(Extracted data entries)

------------------------------------------------------------------------

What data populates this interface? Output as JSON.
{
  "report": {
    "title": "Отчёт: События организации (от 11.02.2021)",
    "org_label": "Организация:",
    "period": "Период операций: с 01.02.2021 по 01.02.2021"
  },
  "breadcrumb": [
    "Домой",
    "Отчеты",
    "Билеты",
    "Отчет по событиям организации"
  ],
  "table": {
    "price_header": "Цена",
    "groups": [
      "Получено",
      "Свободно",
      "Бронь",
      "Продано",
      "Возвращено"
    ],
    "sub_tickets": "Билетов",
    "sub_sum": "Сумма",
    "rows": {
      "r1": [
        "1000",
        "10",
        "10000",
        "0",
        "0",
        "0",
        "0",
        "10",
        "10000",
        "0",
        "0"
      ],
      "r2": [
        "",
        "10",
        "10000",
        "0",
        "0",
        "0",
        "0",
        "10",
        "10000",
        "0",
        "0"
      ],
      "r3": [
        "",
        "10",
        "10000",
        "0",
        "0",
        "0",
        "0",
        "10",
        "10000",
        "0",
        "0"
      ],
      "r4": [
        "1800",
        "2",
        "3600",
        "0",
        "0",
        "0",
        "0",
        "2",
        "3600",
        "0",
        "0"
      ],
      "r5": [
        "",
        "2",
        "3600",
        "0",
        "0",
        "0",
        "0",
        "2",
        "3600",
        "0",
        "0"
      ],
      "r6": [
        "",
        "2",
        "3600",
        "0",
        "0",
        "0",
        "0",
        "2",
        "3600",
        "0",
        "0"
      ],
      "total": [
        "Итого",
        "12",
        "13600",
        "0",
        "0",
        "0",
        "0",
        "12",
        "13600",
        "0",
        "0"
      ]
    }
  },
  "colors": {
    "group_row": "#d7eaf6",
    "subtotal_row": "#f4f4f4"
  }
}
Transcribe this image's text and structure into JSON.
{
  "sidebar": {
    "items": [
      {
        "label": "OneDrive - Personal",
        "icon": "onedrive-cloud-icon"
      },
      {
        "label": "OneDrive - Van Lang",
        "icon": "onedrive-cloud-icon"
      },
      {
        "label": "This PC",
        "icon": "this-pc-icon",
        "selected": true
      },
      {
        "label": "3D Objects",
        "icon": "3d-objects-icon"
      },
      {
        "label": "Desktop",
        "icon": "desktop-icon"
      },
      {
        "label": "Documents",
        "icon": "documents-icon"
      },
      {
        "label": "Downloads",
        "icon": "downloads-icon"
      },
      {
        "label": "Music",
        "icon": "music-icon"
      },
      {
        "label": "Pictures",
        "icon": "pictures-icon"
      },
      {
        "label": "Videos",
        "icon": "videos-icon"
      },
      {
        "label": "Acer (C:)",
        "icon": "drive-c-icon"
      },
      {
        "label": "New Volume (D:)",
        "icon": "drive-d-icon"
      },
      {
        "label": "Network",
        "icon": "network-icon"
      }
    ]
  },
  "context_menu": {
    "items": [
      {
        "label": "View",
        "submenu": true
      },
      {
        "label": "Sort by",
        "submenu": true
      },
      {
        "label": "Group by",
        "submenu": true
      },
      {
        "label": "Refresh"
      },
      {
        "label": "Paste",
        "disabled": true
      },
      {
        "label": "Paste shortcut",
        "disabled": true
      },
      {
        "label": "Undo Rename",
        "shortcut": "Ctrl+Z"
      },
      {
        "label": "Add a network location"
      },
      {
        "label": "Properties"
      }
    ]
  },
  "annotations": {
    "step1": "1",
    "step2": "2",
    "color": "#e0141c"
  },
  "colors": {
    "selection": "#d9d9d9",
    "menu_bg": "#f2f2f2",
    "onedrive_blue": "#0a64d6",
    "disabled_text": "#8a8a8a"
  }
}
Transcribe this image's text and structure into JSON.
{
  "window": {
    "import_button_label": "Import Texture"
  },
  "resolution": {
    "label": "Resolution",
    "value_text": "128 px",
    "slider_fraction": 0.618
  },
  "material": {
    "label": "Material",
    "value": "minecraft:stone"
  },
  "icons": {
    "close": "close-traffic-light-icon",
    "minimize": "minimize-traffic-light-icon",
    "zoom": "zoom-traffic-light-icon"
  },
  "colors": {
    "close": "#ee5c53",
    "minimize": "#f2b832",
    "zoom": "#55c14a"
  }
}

------------------------------------------------------------------------

- OBJECTIVE
Write out every entry exactly as given.

- THE RESPONSE
What data populates this interface? Output as JSON.
{
  "report": {
    "title": "Отчёт: События организации (от 11.02.2021)",
    "org_label": "Организация:",
    "period": "Период операций: с 01.02.2021 по 01.02.2021"
  },
  "breadcrumb": [
    "Домой",
    "Отчеты",
    "Билеты",
    "Отчет по событиям организации"
  ],
  "table": {
    "price_header": "Цена",
    "groups": [
      "Получено",
      "Свободно",
      "Бронь",
      "Продано",
      "Возвращено"
    ],
    "sub_tickets": "Билетов",
    "sub_sum": "Сумма",
    "rows": {
      "r1": [
        "1000",
        "10",
        "10000",
        "0",
        "0",
        "0",
        "0",
        "10",
        "10000",
        "0",
        "0"
      ],
      "r2": [
        "",
        "10",
        "10000",
        "0",
        "0",
        "0",
        "0",
        "10",
        "10000",
        "0",
        "0"
      ],
      "r3": [
        "",
        "10",
        "10000",
        "0",
        "0",
        "0",
        "0",
        "10",
        "10000",
        "0",
        "0"
      ],
      "r4": [
        "1800",
        "2",
        "3600",
        "0",
        "0",
        "0",
        "0",
        "2",
        "3600",
        "0",
        "0"
      ],
      "r5": [
        "",
        "2",
        "3600",
        "0",
        "0",
        "0",
        "0",
        "2",
        "3600",
        "0",
        "0"
      ],
      "r6": [
        "",
        "2",
        "3600",
        "0",
        "0",
        "0",
        "0",
        "2",
        "3600",
        "0",
        "0"
      ],
      "total": [
        "Итого",
        "12",
        "13600",
        "0",
        "0",
        "0",
        "0",
        "12",
        "13600",
        "0",
        "0"
      ]
    }
  },
  "colors": {
    "group_row": "#d7eaf6",
    "subtotal_row": "#f4f4f4"
  }
}
Transcribe this image's text and structure into JSON.
{
  "sidebar": {
    "items": [
      {
        "label": "OneDrive - Personal",
        "icon": "onedrive-cloud-icon"
      },
      {
        "label": "OneDrive - Van Lang",
        "icon": "onedrive-cloud-icon"
      },
      {
        "label": "This PC",
        "icon": "this-pc-icon",
        "selected": true
      },
      {
        "label": "3D Objects",
        "icon": "3d-objects-icon"
      },
      {
        "label": "Desktop",
        "icon": "desktop-icon"
      },
      {
        "label": "Documents",
        "icon": "documents-icon"
      },
      {
        "label": "Downloads",
        "icon": "downloads-icon"
      },
      {
        "label": "Music",
        "icon": "music-icon"
      },
      {
        "label": "Pictures",
        "icon": "pictures-icon"
      },
      {
        "label": "Videos",
        "icon": "videos-icon"
      },
      {
        "label": "Acer (C:)",
        "icon": "drive-c-icon"
      },
      {
        "label": "New Volume (D:)",
        "icon": "drive-d-icon"
      },
      {
        "label": "Network",
        "icon": "network-icon"
      }
    ]
  },
  "context_menu": {
    "items": [
      {
        "label": "View",
        "submenu": true
      },
      {
        "label": "Sort by",
        "submenu": true
      },
      {
        "label": "Group by",
        "submenu": true
      },
      {
        "label": "Refresh"
      },
      {
        "label": "Paste",
        "disabled": true
      },
      {
        "label": "Paste shortcut",
        "disabled": true
      },
      {
        "label": "Undo Rename",
        "shortcut": "Ctrl+Z"
      },
      {
        "label": "Add a network location"
      },
      {
        "label": "Properties"
      }
    ]
  },
  "annotations": {
    "step1": "1",
    "step2": "2",
    "color": "#e0141c"
  },
  "colors": {
    "selection": "#d9d9d9",
    "menu_bg": "#f2f2f2",
    "onedrive_blue": "#0a64d6",
    "disabled_text": "#8a8a8a"
  }
}
Transcribe this image's text and structure into JSON.
{
  "window": {
    "import_button_label": "Import Texture"
  },
  "resolution": {
    "label": "Resolution",
    "value_text": "128 px",
    "slider_fraction": 0.618
  },
  "material": {
    "label": "Material",
    "value": "minecraft:stone"
  },
  "icons": {
    "close": "close-traffic-light-icon",
    "minimize": "minimize-traffic-light-icon",
    "zoom": "zoom-traffic-light-icon"
  },
  "colors": {
    "close": "#ee5c53",
    "minimize": "#f2b832",
    "zoom": "#55c14a"
  }
}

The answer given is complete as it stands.